→ **Page text**:
........
Several Pros and Cons
There are several pros and cons to both styles of toilets – 1.28 GPF units, and 1.6 GPF units. Each has their benefits and downfalls. Let’s take a closer look at the two.
1.28 GPF Toilets
|Use less water||May require more maintenance|
1.6 GPF Toilets
|Effective, strong flush||Can be loud|
|Maintenance less common||Uses more water|
Use caution when looking to purchase a 1.28 GPF toilet, as only the most popular brands (TOTO and American Standard) carry the most efficient models. Other manufacturers do not typically implement high-end flushing technologies, meaning you may need to utilize two flushes to eliminate all waste.
Frequently Asked Questions
Are 1.6 GPF Toilets Allowed in California?
1.6 GPF toilets are not available in California, due to the California Energy Commission. All units sold within the state must use 1.28 gallons of water per flush or less.
What’s the Highest GPF Toilet?
Most toilets today use up to 1.6 gallons per flush. However, some older models can use as much as 4 gallons or more, which leads to lots of money wasted at the end of the year, especially if you live in a large family.
Do High-Efficiency Toilet Save Money?
Yes – as discussed, by consuming 20% less water with each flush, you’ll save on your water bills every year. Further, depending on your location, you could be eligible for additional rebates through the EPA’s WaterSense program.
1.28 GPF toilets have several advantages. If you are in the market for a quiet, eco-friendly toilet that uses a minimal amount of water without sacrificing performance, a 1.28 GPF model is an excellent choice.
If you are unable to find a 1.28 GPF model from a top brand (TOTO or American Standard), it may be worth considering a 1.6 GPF model if flush efficiency is not a priority for you.
........
Layout rows:

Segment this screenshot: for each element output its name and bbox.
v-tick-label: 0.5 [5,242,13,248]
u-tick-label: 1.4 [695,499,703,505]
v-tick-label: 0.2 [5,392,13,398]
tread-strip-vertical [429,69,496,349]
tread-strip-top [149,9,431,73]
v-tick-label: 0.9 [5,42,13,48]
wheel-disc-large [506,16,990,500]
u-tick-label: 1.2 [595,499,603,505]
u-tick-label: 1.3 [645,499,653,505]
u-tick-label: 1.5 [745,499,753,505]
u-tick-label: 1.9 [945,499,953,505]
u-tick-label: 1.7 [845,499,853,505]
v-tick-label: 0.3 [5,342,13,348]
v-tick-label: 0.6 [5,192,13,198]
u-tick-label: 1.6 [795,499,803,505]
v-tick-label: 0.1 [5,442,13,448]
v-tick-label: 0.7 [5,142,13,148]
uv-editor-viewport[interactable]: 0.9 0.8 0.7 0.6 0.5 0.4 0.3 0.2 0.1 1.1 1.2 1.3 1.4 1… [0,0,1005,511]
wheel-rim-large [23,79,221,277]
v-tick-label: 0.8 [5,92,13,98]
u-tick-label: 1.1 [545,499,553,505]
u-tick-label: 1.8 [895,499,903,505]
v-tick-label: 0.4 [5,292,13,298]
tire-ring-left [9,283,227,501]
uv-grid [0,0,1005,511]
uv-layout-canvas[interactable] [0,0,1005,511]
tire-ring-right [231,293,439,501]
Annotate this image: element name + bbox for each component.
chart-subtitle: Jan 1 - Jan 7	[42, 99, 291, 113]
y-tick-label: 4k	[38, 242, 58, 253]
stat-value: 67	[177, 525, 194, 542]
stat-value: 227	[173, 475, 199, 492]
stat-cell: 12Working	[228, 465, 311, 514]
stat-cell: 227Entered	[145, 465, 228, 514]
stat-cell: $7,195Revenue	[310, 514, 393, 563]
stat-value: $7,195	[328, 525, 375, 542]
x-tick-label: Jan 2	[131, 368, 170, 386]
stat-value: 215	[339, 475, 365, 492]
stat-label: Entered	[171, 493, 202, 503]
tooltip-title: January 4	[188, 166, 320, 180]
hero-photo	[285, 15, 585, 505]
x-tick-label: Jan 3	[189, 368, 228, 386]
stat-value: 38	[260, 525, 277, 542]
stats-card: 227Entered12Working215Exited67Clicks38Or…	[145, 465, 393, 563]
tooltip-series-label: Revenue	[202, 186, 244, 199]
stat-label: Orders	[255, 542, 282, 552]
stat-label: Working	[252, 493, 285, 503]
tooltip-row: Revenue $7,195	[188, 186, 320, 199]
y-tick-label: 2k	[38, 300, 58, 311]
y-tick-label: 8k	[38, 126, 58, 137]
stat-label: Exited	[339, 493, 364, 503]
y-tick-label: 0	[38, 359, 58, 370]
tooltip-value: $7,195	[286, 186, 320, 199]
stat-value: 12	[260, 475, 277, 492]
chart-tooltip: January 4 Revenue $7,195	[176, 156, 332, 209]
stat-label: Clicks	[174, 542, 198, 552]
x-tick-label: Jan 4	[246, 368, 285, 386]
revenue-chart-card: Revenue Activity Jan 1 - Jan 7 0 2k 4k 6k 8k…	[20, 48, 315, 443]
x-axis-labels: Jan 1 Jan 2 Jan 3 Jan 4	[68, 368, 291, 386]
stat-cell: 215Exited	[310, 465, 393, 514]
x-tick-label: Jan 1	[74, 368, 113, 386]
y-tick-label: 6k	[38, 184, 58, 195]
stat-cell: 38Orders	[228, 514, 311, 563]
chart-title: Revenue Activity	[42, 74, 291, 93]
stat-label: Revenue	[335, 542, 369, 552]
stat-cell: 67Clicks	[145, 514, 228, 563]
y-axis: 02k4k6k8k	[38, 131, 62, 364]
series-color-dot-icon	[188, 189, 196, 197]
........
→ **Aim 1**: Reproduce the stretch of the toilet comparison text from "Most toilets today" through "priority for you.", substituting "incentives" for "rebates".
→ **Aim 2**: According to the toilet comparison text, what body is responsible for 1.6 GPF toilets not being available in California?

→ **Correct output 1**:
Most toilets today use up to 1.6 gallons per flush. However, some older models can use as much as 4 gallons or more, which leads to lots of money wasted at the end of the year, especially if you live in a large family.
Do High-Efficiency Toilet Save Money?
Yes – as discussed, by consuming 20% less water with each flush, you’ll save on your water bills every year. Further, depending on your location, you could be eligible for additional incentives through the EPA’s WaterSense program.
1.28 GPF toilets have several advantages. If you are in the market for a quiet, eco-friendly toilet that uses a minimal amount of water without sacrificing performance, a 1.28 GPF model is an excellent choice.
If you are unable to find a 1.28 GPF model from a top brand (TOTO or American Standard), it may be worth considering a 1.6 GPF model if flush efficiency is not a priority for you.

→ **Correct output 2**: The California Energy Commission.